(Dataset records)

════

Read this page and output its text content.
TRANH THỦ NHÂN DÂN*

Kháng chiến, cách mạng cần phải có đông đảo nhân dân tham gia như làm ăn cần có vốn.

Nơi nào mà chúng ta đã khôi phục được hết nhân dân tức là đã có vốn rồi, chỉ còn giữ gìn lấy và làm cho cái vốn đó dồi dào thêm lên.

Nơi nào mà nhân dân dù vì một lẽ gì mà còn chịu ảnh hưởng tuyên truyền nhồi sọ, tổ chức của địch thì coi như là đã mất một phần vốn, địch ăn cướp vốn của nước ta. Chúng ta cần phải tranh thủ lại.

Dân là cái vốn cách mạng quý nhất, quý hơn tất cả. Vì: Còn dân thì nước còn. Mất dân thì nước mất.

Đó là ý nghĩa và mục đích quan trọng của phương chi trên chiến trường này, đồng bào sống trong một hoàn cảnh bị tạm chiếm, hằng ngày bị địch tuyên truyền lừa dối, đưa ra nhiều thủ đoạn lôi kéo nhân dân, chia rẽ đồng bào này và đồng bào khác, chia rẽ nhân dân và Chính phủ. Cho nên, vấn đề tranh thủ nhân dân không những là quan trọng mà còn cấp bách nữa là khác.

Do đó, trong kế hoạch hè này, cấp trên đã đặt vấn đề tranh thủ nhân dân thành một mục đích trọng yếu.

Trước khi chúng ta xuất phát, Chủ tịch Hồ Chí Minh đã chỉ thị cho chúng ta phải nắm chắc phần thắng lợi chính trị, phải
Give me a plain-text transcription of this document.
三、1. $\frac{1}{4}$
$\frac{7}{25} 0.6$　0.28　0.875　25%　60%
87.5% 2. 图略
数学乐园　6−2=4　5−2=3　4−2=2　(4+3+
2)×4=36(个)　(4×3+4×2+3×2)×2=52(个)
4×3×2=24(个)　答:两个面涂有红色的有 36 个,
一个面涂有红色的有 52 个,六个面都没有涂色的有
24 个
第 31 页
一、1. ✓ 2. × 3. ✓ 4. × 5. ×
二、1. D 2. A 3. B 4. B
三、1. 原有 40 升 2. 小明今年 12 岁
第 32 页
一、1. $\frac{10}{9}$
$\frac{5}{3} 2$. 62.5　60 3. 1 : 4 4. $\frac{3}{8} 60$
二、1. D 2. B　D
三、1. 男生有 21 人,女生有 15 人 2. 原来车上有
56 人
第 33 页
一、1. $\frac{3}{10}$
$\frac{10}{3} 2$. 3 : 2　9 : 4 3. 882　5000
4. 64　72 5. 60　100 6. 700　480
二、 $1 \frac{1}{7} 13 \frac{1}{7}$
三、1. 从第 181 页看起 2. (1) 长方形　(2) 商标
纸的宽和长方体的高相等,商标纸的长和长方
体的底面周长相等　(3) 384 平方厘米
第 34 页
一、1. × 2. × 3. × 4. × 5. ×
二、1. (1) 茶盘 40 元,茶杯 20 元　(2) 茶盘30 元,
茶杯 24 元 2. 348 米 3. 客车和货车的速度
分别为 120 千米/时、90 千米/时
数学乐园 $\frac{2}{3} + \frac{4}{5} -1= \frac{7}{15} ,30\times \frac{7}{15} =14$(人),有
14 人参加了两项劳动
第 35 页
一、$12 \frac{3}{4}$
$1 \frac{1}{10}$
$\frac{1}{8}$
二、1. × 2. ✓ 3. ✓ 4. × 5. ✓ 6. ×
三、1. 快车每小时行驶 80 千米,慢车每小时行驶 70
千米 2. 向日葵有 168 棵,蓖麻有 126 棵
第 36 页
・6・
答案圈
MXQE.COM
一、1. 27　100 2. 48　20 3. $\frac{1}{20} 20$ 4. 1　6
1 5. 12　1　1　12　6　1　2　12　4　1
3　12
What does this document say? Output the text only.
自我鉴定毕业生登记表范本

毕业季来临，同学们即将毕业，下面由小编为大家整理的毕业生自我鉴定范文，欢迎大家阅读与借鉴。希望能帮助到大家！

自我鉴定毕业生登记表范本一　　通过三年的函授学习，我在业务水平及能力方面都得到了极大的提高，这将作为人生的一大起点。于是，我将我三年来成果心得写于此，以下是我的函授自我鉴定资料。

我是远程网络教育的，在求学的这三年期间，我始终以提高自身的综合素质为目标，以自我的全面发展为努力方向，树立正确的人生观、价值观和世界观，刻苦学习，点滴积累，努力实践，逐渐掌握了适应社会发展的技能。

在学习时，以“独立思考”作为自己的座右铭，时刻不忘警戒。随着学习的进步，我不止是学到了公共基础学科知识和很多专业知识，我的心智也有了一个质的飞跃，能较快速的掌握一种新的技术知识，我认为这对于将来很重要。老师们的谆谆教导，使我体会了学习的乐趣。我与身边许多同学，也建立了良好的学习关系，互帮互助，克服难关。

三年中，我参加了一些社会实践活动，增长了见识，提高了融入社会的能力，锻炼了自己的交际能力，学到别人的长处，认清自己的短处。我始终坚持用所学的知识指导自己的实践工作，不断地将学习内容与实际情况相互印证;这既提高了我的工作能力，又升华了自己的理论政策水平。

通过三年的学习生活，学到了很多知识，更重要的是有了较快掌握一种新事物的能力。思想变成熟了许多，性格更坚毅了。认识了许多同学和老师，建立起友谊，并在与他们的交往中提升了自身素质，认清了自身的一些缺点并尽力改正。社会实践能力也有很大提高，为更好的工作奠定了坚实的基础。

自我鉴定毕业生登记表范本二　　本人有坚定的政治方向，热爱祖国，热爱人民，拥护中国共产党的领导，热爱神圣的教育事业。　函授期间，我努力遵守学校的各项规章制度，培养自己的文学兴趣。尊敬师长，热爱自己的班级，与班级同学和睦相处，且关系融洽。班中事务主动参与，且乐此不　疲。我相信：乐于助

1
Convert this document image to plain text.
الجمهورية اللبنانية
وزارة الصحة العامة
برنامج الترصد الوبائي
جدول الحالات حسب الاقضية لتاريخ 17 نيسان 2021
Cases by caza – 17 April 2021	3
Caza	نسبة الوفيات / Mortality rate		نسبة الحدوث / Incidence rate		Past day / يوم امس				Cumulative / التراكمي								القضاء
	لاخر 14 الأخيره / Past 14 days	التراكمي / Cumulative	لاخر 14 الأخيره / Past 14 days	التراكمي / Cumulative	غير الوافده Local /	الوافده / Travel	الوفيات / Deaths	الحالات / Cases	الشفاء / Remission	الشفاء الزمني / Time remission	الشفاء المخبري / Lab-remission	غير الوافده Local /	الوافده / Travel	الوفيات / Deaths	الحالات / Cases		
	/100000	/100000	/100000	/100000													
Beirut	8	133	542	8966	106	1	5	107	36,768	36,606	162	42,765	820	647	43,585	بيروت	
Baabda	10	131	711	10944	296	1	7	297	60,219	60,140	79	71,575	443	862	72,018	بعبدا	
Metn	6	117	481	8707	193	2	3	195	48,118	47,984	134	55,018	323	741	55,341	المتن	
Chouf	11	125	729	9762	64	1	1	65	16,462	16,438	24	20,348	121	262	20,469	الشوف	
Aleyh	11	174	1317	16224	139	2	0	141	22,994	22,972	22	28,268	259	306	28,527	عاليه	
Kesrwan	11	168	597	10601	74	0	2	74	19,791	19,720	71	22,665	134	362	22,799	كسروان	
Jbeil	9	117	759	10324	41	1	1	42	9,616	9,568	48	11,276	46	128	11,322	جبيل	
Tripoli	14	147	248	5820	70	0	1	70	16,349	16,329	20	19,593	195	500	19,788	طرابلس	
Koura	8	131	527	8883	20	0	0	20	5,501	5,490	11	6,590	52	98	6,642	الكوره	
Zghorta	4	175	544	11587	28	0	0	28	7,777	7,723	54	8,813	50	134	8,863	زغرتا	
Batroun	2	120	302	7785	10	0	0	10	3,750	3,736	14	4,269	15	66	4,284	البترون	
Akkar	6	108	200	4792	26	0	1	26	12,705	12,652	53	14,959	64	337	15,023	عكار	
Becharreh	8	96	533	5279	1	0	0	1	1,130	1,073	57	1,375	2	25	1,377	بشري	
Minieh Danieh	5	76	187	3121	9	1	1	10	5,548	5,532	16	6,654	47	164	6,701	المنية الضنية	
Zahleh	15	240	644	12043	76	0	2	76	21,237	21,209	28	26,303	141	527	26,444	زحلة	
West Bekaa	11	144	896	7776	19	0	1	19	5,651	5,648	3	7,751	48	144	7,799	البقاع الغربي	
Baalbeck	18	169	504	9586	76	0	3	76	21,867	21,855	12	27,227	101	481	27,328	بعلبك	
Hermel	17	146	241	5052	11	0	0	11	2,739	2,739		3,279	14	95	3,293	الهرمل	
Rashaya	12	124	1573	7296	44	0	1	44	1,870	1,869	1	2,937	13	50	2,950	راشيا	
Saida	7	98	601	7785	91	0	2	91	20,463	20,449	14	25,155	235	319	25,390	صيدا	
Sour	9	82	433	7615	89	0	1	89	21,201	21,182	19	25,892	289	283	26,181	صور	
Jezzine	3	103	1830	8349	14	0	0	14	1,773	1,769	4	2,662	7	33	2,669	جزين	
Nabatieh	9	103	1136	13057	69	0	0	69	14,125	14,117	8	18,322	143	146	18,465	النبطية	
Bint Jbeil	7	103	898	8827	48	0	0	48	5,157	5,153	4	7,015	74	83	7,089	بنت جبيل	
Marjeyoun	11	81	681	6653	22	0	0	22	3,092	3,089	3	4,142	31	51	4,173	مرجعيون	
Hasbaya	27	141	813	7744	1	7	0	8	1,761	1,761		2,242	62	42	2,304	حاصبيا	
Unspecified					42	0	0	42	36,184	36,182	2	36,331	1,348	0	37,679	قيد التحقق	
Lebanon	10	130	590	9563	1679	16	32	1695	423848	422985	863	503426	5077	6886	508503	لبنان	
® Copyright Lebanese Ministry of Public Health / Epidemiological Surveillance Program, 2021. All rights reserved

════

* _Exercise brief_
Every line that holds the word "plain" counts once; state the total number of such lines and nothing else.

* _Reply to the exercise_
2